--- start ---

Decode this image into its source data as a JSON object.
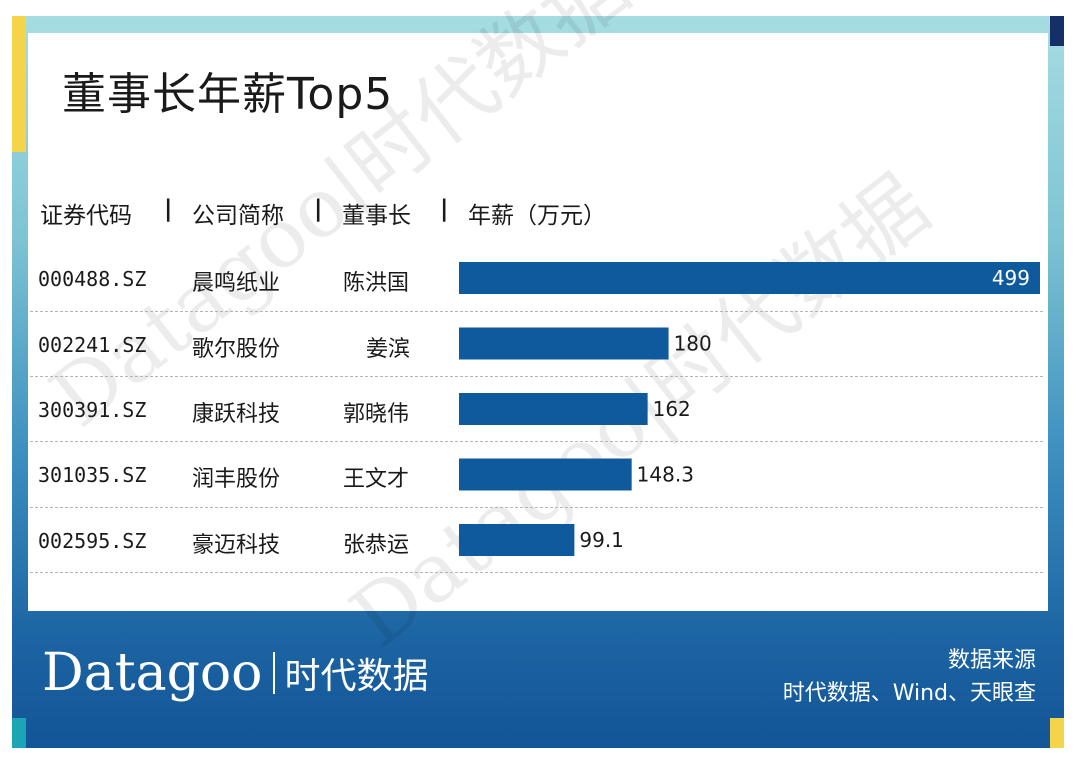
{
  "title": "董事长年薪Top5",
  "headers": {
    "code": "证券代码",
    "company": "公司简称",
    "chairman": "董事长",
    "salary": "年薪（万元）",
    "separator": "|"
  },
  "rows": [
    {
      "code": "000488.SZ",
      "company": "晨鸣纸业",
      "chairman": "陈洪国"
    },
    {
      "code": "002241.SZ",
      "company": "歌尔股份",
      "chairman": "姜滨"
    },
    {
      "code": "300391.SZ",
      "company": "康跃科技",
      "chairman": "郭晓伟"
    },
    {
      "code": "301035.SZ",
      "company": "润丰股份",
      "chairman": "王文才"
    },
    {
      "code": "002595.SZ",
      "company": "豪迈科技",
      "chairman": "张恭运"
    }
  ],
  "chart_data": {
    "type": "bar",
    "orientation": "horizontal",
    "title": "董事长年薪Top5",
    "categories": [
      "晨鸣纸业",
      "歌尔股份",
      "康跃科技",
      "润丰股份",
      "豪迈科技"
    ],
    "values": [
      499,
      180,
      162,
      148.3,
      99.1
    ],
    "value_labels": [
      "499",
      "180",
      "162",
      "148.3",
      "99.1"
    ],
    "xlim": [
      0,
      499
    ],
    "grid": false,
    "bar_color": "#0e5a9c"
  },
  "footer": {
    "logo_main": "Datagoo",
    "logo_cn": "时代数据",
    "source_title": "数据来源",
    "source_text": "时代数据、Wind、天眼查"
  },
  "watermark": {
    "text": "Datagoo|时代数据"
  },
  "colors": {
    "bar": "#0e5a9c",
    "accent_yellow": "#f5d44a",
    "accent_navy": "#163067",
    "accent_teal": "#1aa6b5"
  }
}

--- end ---
--- start ---

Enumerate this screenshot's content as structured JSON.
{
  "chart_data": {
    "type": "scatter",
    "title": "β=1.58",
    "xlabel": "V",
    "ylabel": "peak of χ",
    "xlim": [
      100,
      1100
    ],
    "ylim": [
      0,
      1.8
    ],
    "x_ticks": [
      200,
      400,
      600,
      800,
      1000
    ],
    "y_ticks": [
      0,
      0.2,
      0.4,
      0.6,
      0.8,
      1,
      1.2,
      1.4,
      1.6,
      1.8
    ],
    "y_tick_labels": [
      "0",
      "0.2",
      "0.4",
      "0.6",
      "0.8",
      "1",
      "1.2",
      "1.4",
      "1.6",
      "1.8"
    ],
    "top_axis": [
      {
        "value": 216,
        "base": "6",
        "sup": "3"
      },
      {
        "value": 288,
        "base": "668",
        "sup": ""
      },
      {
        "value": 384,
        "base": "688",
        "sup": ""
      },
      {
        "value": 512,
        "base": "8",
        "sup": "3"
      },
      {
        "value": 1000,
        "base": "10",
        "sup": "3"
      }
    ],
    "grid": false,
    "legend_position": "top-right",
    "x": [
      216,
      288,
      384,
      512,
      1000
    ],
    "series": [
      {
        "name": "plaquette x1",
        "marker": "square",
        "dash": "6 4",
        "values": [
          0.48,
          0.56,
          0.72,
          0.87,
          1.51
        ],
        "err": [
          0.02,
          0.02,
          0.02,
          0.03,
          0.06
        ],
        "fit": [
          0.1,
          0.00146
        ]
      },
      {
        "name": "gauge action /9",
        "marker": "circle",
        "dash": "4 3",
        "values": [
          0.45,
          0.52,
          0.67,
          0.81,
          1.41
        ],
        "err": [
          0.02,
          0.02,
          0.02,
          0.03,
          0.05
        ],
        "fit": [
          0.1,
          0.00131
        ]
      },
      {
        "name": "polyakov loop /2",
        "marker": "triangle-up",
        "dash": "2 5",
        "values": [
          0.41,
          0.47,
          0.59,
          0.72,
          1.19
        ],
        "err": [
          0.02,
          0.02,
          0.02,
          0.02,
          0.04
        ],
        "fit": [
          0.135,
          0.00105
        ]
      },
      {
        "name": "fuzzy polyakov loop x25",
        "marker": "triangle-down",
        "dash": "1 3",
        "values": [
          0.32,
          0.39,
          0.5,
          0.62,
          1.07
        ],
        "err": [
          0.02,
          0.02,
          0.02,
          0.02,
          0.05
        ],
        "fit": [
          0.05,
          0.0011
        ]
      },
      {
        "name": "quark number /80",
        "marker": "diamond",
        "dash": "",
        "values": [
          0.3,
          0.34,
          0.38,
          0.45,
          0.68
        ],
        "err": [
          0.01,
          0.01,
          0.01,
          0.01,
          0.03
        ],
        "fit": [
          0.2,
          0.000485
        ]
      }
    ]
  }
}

--- end ---
--- start ---

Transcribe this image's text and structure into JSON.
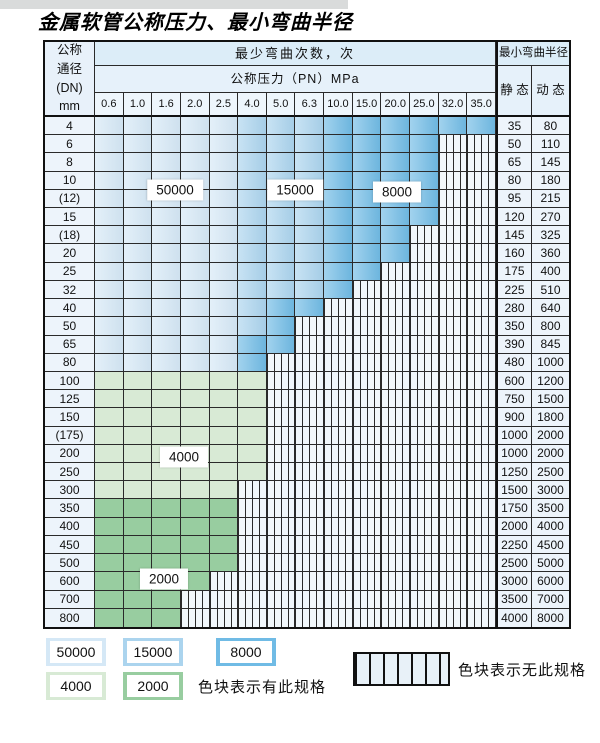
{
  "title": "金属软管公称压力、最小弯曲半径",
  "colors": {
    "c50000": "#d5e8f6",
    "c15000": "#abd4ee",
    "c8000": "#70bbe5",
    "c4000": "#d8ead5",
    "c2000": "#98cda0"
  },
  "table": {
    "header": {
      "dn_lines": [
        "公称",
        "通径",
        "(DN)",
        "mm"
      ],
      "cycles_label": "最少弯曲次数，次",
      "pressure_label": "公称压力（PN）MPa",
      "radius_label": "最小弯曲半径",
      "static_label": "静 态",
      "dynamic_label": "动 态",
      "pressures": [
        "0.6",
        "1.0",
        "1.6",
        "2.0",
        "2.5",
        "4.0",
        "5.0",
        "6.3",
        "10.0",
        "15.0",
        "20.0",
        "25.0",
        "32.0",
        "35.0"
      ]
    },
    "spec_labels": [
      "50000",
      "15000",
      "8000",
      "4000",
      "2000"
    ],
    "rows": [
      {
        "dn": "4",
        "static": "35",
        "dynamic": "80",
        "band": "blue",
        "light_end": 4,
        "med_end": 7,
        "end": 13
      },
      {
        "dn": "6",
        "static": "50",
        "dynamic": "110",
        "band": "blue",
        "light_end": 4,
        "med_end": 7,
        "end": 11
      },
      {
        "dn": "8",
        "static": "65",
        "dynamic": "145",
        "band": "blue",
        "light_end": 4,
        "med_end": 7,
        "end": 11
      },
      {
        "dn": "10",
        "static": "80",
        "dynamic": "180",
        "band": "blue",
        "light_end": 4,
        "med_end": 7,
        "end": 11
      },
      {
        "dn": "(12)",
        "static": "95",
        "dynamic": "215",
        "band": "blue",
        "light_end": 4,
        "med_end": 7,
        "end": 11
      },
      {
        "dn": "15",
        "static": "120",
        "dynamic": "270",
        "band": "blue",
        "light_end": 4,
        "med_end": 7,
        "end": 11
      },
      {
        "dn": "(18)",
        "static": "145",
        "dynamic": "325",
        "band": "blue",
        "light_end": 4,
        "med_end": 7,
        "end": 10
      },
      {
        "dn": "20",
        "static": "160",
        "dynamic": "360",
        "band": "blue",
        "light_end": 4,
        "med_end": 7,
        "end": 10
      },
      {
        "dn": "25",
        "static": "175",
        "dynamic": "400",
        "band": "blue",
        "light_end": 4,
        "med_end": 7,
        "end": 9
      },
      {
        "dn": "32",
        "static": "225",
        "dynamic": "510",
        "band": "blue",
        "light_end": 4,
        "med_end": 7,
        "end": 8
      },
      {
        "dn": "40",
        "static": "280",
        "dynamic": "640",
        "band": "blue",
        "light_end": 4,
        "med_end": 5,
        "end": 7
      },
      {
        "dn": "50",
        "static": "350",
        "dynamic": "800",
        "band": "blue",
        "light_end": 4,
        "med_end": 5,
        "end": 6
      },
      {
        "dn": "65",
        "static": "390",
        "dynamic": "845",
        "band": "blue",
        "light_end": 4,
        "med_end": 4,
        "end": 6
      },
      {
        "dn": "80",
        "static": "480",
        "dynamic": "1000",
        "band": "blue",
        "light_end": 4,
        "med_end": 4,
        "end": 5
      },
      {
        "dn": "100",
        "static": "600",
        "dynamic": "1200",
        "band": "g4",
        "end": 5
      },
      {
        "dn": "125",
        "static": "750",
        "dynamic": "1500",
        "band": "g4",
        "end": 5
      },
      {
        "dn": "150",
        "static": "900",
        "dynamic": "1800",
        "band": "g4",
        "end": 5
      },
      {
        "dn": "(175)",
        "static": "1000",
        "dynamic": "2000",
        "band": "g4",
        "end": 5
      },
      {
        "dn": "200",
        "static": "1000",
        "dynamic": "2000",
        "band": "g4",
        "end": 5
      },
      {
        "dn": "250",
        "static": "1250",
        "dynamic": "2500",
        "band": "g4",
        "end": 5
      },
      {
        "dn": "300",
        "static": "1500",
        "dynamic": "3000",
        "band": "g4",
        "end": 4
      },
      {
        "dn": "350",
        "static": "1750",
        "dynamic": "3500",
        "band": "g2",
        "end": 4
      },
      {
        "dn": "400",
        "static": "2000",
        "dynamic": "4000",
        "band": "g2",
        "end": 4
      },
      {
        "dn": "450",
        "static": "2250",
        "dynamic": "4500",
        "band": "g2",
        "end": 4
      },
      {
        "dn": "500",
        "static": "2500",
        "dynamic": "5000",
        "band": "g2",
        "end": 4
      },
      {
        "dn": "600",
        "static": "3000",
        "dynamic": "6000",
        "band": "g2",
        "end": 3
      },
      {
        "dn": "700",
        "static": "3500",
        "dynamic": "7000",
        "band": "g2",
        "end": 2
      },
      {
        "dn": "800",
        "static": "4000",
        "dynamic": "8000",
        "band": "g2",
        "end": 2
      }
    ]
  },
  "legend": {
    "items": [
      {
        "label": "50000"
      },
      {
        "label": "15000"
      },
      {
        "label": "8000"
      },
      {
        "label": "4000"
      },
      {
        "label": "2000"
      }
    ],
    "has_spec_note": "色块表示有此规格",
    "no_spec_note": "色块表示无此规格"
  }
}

--- end ---

* _Exercise instructions_
Scan the data above and copy every line with "JSON" in it.

* _Exercise answer_
Decode this image into its source data as a JSON object.
Enumerate this screenshot's content as structured JSON.
Transcribe this image's text and structure into JSON.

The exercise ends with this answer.